What to do: Find each line with the string "浙商医药" and report it.

The records:
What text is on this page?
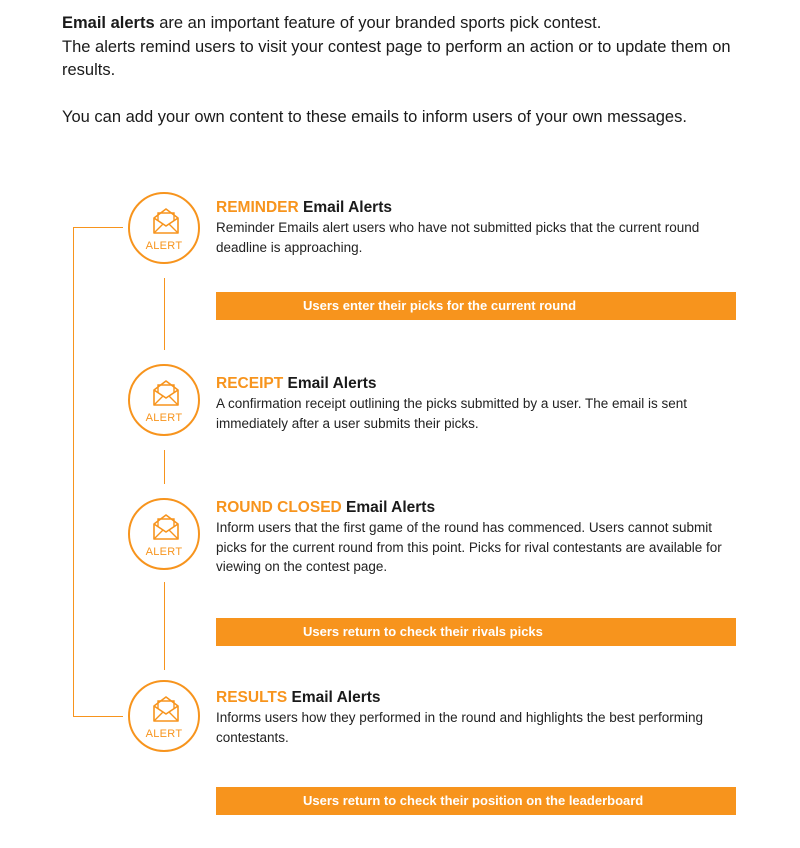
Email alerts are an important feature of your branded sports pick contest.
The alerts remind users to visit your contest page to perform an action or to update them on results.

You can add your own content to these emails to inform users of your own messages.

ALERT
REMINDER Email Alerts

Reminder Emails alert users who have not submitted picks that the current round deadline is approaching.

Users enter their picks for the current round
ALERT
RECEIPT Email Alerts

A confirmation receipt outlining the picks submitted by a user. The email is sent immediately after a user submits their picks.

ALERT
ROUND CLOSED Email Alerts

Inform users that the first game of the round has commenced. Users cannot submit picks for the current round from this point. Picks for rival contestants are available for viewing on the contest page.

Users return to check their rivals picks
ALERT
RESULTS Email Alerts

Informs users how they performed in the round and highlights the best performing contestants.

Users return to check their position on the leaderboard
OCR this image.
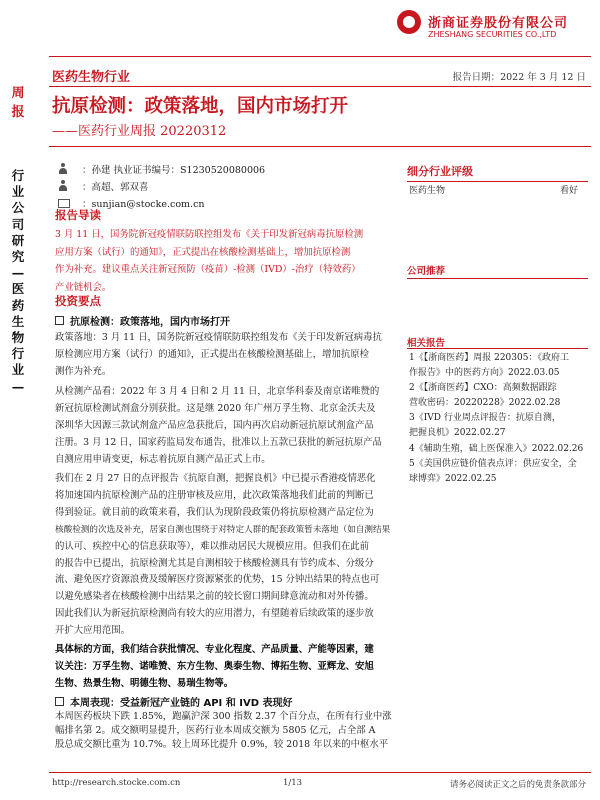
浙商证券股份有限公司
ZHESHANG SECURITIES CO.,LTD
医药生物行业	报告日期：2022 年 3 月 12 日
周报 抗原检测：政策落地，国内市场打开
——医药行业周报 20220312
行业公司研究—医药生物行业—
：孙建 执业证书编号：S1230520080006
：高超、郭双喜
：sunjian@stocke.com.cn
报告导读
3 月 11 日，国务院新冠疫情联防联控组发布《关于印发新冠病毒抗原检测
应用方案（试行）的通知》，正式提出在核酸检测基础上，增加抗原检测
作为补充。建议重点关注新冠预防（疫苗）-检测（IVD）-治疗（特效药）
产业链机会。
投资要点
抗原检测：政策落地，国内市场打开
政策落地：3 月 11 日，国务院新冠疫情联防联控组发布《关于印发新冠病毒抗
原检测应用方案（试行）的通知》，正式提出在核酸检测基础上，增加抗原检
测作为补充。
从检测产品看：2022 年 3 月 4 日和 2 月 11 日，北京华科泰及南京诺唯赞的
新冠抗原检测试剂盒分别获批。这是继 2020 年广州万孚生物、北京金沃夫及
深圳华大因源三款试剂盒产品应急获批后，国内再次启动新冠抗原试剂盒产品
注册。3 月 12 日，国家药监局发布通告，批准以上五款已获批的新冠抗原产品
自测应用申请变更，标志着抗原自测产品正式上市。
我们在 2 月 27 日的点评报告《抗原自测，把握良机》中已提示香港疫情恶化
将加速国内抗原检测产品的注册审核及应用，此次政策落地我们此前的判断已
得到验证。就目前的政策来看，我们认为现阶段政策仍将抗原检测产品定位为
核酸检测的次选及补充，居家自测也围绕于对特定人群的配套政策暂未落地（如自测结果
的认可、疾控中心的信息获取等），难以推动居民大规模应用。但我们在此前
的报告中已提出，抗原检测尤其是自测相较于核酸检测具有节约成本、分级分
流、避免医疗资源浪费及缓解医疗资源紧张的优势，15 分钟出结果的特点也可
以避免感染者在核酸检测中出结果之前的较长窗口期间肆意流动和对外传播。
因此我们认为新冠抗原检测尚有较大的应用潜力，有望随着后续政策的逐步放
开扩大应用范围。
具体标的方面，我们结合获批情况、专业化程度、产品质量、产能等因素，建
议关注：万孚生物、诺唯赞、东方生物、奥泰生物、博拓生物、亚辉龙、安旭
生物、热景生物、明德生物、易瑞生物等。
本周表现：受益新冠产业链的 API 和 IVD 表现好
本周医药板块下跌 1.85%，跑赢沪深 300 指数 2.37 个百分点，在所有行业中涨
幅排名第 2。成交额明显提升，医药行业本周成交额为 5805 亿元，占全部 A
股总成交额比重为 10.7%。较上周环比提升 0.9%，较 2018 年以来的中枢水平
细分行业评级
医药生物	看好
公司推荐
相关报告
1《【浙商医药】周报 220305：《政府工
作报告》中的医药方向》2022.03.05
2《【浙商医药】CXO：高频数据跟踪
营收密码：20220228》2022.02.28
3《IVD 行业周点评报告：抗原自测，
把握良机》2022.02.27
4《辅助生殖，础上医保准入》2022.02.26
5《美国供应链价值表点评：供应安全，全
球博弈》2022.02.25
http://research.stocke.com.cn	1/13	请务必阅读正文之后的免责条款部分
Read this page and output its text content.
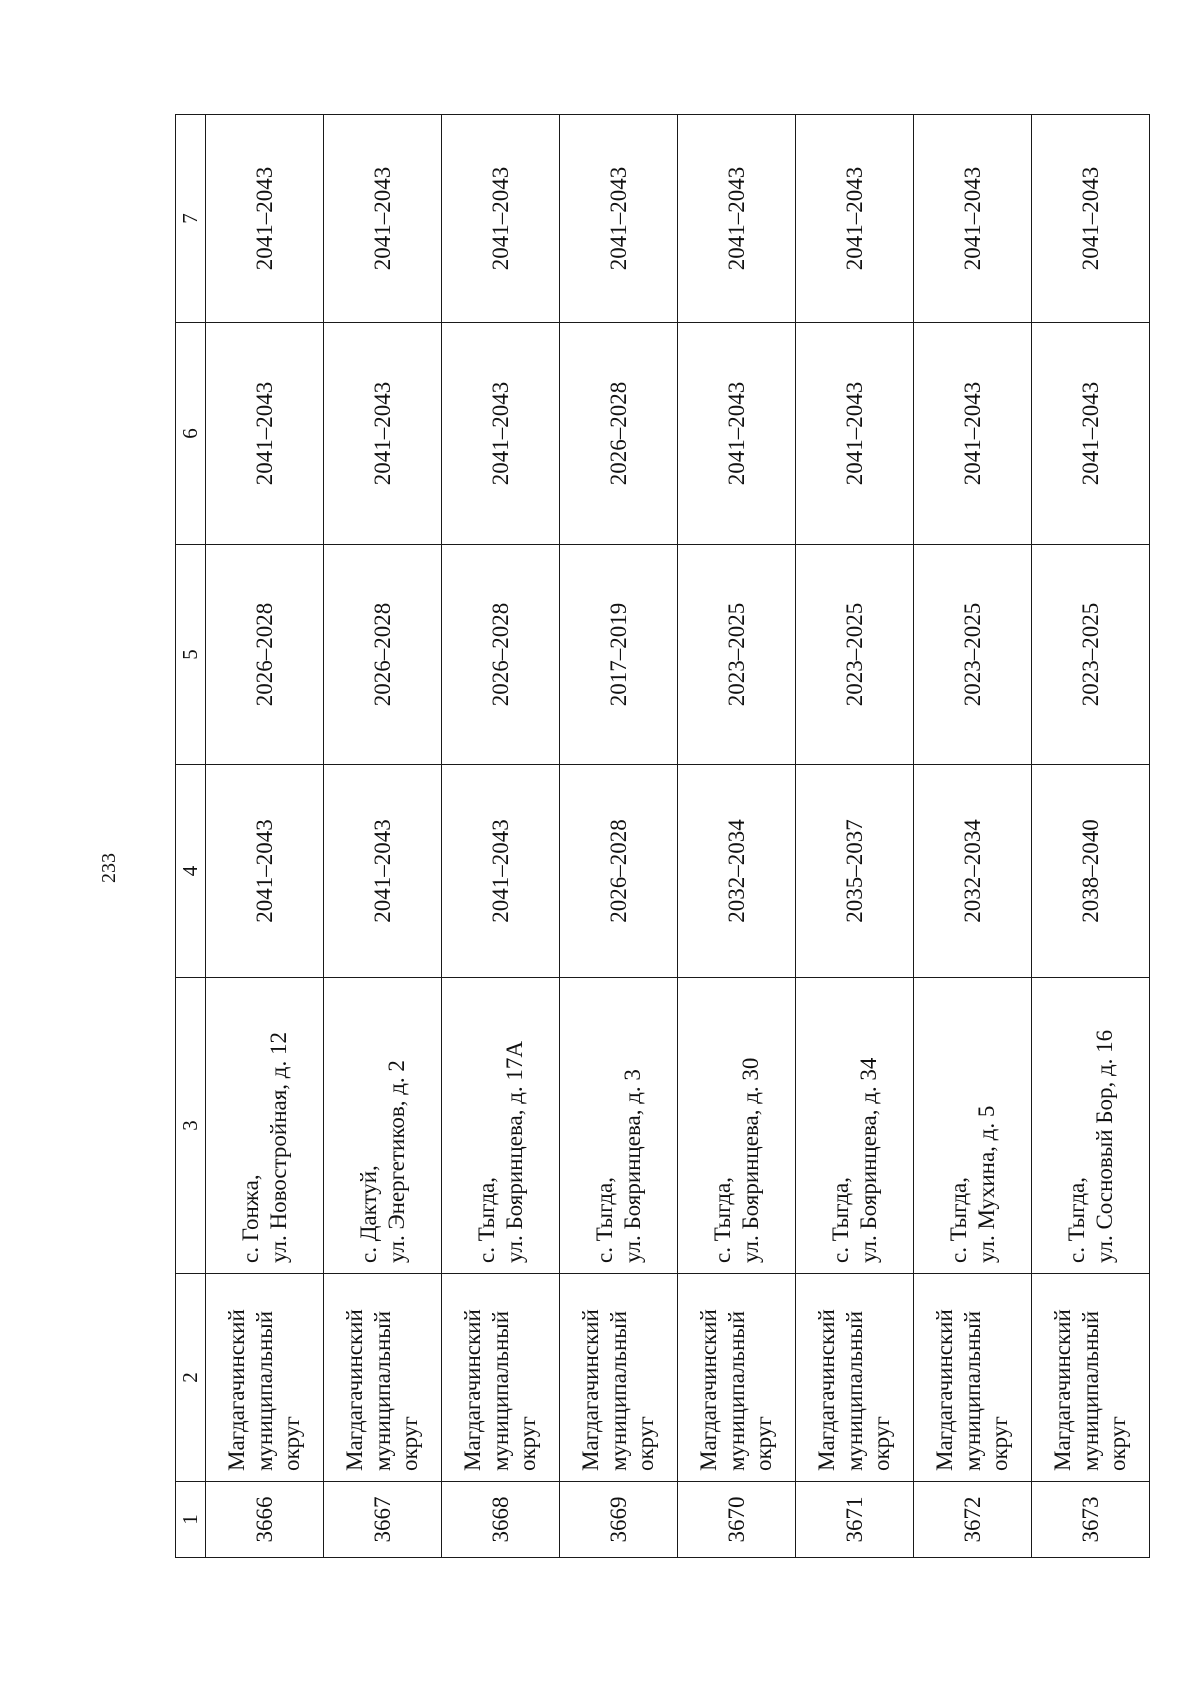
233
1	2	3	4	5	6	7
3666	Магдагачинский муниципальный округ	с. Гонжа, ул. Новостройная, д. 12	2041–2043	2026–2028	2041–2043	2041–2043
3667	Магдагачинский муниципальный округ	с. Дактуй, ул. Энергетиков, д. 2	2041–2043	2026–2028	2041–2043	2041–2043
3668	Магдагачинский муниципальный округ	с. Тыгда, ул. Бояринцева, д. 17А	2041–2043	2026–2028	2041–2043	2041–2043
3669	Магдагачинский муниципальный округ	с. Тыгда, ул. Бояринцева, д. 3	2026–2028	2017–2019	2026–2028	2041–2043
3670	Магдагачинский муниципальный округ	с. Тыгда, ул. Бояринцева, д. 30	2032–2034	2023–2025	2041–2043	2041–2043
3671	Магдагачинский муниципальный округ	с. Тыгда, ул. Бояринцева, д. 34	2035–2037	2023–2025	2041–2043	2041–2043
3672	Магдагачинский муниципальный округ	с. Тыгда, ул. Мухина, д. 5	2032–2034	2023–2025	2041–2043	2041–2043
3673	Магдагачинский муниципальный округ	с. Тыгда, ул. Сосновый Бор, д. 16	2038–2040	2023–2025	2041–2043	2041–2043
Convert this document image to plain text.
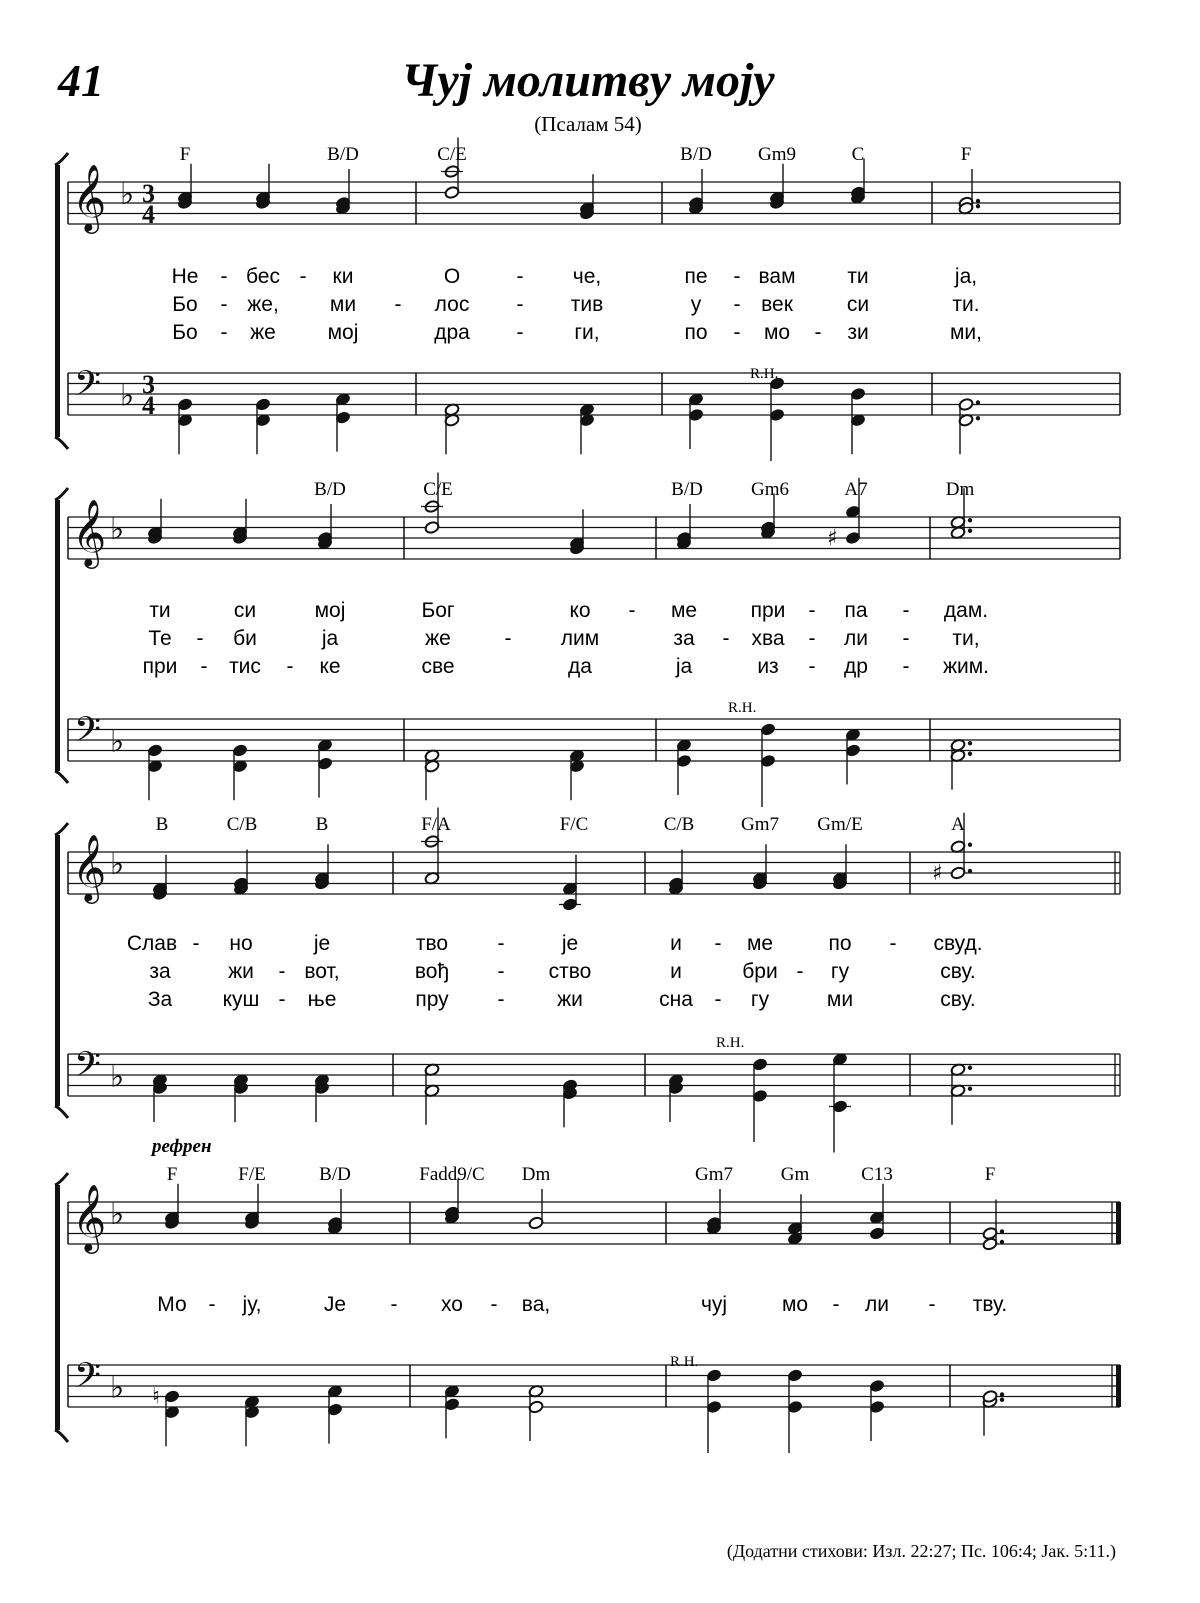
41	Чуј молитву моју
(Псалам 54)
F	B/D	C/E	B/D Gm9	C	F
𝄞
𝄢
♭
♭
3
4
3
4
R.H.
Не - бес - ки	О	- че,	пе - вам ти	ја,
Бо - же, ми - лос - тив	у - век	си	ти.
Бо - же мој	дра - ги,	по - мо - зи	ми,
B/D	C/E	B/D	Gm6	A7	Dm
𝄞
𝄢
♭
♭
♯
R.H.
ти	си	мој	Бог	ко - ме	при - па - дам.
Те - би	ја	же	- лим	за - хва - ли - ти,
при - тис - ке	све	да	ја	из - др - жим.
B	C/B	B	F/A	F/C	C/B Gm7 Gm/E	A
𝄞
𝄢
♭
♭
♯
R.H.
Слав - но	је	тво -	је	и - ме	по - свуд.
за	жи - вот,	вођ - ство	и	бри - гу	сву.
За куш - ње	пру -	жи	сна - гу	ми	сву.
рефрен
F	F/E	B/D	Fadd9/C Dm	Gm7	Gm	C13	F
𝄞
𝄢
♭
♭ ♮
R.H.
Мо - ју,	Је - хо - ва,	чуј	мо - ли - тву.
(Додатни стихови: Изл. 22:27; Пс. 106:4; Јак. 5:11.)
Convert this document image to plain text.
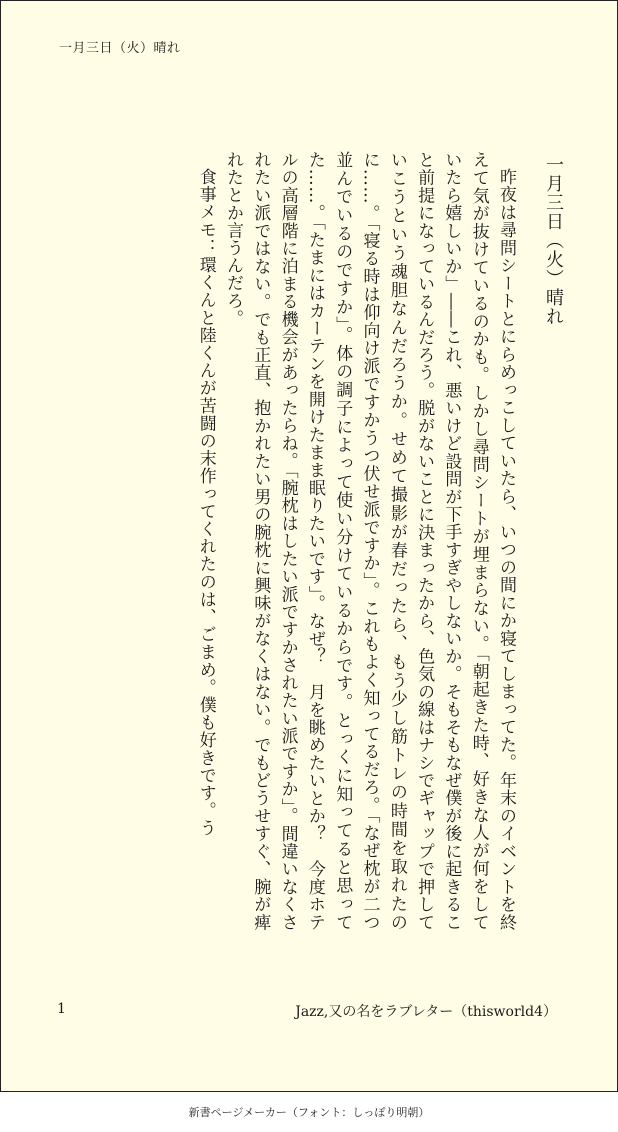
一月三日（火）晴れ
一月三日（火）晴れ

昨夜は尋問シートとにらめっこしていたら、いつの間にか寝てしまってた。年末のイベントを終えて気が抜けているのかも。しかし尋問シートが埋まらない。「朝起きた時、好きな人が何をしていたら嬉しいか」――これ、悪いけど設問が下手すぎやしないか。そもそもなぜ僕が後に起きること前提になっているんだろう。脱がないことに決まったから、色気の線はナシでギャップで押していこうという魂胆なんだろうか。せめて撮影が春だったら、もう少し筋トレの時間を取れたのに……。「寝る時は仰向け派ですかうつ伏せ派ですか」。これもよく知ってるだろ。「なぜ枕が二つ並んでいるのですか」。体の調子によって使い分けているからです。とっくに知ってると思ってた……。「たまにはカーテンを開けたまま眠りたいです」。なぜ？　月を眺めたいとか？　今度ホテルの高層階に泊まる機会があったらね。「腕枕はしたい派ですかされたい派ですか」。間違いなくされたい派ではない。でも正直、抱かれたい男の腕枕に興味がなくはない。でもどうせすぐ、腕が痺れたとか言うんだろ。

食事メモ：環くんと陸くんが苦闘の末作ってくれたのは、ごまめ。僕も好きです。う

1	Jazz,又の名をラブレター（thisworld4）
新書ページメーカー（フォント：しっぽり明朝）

Expected answer:
1《【浙商医药】周报 220305：《政府工
2《【浙商医药】CXO：高频数据跟踪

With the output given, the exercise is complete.